### TASK STATEMENT
State how many lines contain "competencia", and write nothing except that count.
[Start]
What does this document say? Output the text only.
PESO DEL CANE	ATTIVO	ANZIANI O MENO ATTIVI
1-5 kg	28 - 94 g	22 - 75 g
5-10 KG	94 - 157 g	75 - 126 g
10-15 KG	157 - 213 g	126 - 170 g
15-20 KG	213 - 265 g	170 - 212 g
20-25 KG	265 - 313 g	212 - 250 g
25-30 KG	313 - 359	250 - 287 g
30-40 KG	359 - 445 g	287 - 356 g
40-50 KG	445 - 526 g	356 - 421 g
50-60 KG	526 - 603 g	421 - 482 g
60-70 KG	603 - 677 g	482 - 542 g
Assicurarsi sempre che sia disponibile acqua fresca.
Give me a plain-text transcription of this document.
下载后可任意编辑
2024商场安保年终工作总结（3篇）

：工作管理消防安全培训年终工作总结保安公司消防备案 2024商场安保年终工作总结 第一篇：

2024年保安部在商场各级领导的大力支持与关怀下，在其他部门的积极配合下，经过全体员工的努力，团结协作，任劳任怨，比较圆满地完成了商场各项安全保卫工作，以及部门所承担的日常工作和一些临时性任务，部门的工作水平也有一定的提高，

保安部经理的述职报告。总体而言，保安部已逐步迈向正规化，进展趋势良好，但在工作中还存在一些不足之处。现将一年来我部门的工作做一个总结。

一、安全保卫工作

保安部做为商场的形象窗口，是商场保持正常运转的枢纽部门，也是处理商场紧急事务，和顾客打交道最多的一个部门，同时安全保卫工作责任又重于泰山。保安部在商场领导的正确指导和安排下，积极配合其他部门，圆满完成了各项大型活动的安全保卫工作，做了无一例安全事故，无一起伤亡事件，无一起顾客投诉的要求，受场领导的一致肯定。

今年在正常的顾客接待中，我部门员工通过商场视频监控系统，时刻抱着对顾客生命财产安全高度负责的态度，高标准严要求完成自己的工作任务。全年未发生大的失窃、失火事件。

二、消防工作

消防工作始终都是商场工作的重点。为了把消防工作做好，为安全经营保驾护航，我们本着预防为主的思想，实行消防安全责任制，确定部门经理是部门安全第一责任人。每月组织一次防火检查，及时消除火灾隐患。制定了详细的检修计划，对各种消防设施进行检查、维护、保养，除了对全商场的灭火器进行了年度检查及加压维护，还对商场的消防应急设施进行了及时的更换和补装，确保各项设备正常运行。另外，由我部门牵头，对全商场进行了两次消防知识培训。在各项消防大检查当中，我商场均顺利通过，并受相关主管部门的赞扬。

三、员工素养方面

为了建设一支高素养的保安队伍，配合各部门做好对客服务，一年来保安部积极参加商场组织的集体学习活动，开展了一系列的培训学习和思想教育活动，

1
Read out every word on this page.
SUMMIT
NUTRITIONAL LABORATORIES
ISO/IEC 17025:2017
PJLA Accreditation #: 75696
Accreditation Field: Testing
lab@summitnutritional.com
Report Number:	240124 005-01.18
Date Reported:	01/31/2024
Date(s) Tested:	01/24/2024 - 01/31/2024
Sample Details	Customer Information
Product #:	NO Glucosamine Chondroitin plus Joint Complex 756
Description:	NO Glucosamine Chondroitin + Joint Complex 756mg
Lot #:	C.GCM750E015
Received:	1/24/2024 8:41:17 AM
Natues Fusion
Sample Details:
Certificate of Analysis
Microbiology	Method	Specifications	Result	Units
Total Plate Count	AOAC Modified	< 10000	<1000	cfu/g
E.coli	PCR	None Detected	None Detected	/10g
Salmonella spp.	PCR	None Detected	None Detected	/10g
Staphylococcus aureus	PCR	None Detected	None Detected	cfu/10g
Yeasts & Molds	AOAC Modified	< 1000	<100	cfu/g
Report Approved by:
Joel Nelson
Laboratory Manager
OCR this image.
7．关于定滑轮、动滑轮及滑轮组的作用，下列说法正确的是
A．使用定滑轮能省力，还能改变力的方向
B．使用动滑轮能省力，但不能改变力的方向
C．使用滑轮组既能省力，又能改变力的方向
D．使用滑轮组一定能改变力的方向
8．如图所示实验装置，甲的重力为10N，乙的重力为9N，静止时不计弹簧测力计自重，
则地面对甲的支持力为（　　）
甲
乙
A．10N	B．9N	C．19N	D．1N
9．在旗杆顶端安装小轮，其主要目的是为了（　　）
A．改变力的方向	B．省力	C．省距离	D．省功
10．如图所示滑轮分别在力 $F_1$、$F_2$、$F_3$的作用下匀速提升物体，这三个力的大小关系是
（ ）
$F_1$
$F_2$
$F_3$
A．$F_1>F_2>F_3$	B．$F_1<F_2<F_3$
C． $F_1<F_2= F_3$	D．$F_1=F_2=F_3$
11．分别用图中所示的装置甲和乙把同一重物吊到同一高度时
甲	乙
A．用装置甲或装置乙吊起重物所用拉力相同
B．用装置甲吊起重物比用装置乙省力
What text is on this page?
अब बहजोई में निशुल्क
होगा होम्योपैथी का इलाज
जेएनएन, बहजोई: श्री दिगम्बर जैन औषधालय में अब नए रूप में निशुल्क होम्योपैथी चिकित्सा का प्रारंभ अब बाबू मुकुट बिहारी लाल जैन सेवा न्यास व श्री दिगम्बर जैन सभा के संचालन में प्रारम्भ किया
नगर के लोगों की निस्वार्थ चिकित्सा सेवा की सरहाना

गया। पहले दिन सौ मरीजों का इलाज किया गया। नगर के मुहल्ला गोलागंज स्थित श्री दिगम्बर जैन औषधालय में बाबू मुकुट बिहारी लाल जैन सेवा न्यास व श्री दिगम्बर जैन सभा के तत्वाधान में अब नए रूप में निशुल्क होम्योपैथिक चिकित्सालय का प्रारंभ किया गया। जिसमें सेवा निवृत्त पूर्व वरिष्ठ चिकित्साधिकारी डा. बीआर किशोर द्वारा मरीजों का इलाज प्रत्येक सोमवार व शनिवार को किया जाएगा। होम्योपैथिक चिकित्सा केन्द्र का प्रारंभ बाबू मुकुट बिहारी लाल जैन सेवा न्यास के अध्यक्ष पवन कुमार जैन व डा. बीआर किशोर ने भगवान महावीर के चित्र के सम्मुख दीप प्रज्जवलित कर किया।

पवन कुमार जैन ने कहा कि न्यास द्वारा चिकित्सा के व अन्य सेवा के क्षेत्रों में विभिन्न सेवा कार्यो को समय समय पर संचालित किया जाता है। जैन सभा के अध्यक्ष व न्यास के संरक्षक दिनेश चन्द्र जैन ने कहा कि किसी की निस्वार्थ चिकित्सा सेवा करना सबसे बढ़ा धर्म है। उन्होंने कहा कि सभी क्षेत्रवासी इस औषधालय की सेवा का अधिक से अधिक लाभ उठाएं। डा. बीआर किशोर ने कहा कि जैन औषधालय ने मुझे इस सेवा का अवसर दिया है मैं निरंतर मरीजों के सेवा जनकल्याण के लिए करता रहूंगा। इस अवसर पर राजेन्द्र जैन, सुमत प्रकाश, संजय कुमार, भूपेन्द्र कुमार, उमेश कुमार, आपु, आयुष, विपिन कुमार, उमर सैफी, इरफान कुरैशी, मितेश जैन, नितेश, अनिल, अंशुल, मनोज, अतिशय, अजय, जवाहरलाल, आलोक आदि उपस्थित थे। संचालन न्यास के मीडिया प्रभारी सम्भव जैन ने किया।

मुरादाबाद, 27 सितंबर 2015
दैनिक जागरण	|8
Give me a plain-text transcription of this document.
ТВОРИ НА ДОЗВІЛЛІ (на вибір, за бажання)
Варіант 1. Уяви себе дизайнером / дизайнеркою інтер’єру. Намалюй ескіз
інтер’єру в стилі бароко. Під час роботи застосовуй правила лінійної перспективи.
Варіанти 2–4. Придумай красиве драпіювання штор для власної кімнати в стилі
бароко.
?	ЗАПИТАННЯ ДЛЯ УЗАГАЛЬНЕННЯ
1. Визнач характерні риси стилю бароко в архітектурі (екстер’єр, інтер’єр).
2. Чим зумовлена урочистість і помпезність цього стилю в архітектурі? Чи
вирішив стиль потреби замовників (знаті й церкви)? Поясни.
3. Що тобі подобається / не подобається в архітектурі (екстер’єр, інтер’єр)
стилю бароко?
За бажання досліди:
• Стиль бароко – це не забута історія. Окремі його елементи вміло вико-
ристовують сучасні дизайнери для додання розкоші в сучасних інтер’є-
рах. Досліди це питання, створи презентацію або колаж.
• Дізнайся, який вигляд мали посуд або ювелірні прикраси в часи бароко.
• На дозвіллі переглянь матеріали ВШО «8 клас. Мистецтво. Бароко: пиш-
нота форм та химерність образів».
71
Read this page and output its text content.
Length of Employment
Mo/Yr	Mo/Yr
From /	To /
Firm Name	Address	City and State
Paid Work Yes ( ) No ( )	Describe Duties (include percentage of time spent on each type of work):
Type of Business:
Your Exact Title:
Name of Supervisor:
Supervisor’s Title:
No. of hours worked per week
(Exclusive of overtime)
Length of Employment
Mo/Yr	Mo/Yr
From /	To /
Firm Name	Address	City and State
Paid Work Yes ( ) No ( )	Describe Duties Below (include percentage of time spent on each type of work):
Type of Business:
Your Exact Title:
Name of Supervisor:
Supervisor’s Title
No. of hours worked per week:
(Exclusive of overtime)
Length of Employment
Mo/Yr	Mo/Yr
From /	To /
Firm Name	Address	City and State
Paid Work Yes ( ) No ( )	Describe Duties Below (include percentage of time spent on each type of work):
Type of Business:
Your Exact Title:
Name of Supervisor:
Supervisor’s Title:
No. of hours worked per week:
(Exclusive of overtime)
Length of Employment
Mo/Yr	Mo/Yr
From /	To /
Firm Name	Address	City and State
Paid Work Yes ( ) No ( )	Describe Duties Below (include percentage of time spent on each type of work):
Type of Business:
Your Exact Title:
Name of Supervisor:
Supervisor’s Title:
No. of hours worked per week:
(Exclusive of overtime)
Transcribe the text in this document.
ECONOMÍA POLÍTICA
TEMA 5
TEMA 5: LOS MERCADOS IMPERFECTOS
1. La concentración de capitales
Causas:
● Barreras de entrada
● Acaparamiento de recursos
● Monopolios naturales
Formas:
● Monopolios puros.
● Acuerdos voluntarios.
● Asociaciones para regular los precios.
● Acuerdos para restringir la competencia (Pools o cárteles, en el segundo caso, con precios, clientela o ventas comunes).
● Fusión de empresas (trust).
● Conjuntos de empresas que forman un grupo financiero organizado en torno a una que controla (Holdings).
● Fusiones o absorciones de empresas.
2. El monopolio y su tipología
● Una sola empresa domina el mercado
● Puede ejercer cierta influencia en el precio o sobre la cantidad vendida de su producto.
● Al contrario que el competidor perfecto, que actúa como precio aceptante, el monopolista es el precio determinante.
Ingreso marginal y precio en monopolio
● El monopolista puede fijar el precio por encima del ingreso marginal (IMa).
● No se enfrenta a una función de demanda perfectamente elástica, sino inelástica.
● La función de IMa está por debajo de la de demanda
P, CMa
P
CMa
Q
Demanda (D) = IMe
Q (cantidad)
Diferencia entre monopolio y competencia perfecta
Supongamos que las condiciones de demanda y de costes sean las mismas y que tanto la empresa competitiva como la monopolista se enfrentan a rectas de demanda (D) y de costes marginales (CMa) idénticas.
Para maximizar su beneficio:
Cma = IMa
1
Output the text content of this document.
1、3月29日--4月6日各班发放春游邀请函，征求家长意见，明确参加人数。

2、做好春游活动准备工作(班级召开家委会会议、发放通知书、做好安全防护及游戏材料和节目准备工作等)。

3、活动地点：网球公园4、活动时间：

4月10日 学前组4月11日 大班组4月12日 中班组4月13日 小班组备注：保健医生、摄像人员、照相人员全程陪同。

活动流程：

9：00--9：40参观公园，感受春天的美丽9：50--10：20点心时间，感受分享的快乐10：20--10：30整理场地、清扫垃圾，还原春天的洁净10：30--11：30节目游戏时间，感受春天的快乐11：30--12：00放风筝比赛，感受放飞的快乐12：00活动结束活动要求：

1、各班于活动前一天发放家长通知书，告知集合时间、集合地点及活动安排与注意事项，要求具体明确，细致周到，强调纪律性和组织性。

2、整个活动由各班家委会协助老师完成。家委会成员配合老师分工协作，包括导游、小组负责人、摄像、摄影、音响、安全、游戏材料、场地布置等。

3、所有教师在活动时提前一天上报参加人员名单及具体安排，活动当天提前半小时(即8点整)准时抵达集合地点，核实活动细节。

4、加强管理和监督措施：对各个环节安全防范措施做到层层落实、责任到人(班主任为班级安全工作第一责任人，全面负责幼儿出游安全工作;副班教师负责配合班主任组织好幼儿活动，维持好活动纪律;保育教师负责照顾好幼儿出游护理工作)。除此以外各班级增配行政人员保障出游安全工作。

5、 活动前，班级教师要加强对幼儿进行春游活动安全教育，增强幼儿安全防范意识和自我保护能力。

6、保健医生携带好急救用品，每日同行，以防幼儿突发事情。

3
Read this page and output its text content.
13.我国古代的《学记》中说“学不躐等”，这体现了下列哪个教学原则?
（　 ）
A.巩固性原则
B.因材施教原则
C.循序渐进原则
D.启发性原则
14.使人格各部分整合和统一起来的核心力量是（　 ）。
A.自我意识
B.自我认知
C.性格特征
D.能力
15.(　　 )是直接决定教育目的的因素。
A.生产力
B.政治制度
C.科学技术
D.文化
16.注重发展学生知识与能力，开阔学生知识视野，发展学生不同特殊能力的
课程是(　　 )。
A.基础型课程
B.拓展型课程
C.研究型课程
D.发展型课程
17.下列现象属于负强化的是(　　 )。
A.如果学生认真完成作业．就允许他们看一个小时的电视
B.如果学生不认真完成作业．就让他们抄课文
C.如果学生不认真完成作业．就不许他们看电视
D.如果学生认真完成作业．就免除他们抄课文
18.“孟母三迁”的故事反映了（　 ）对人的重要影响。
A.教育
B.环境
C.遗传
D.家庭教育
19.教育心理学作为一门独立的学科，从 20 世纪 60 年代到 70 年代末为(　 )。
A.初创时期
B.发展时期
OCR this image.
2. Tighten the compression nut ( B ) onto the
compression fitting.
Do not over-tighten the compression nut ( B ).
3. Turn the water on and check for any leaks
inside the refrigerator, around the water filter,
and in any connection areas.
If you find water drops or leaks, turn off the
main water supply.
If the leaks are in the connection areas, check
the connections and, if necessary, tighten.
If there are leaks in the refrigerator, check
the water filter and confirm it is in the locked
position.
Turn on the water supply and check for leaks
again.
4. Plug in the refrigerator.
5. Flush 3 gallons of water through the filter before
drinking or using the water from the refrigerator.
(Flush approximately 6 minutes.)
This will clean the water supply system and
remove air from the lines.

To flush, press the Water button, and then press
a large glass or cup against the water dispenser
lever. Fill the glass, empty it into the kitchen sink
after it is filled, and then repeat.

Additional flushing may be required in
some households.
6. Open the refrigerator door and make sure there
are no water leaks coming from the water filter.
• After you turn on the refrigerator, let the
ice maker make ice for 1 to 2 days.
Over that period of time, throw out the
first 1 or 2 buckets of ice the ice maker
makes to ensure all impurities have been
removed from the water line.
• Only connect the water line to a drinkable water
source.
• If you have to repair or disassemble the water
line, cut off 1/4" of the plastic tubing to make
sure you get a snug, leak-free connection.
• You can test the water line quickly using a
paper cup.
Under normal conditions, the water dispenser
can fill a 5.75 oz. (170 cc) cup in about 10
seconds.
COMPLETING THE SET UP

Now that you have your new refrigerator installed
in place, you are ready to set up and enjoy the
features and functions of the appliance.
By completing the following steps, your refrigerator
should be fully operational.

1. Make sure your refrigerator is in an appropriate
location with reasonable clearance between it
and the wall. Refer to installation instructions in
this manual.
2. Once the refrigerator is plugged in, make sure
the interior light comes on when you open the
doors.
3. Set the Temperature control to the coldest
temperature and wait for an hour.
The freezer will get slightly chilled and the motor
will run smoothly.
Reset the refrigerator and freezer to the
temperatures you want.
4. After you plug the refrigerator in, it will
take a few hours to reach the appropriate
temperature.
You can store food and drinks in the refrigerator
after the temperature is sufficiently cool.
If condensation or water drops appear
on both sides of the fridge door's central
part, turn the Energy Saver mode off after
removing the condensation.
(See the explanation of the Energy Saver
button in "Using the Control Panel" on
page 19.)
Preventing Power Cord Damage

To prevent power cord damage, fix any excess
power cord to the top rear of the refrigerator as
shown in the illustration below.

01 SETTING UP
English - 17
[End]
### RESULT OF THE EXERCISE
2